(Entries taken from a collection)
+ + + +
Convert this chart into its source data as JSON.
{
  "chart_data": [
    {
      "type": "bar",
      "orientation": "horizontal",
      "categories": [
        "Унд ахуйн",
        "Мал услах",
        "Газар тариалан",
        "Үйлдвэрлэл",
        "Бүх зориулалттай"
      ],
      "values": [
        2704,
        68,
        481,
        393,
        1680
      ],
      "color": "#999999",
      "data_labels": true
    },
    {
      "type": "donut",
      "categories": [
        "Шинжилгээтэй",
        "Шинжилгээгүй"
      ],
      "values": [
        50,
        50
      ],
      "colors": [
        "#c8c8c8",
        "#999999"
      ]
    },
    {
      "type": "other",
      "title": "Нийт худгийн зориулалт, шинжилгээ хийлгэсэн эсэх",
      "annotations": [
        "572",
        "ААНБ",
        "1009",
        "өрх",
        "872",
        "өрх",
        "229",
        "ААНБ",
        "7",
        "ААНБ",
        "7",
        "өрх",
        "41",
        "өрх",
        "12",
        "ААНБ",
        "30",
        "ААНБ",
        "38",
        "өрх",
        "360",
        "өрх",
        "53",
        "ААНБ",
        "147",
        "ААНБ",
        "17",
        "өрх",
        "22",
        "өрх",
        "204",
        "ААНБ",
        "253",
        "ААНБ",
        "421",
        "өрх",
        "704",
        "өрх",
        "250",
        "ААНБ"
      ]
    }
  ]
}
+ + + +
PROBLEM STATEMENT: Could you reproduce every record above exactly as it appears?

PROBLEM SOLUTION:
Convert this chart into its source data as JSON.
{
  "chart_data": [
    {
      "type": "bar",
      "orientation": "horizontal",
      "categories": [
        "Унд ахуйн",
        "Мал услах",
        "Газар тариалан",
        "Үйлдвэрлэл",
        "Бүх зориулалттай"
      ],
      "values": [
        2704,
        68,
        481,
        393,
        1680
      ],
      "color": "#999999",
      "data_labels": true
    },
    {
      "type": "donut",
      "categories": [
        "Шинжилгээтэй",
        "Шинжилгээгүй"
      ],
      "values": [
        50,
        50
      ],
      "colors": [
        "#c8c8c8",
        "#999999"
      ]
    },
    {
      "type": "other",
      "title": "Нийт худгийн зориулалт, шинжилгээ хийлгэсэн эсэх",
      "annotations": [
        "572",
        "ААНБ",
        "1009",
        "өрх",
        "872",
        "өрх",
        "229",
        "ААНБ",
        "7",
        "ААНБ",
        "7",
        "өрх",
        "41",
        "өрх",
        "12",
        "ААНБ",
        "30",
        "ААНБ",
        "38",
        "өрх",
        "360",
        "өрх",
        "53",
        "ААНБ",
        "147",
        "ААНБ",
        "17",
        "өрх",
        "22",
        "өрх",
        "204",
        "ААНБ",
        "253",
        "ААНБ",
        "421",
        "өрх",
        "704",
        "өрх",
        "250",
        "ААНБ"
      ]
    }
  ]
}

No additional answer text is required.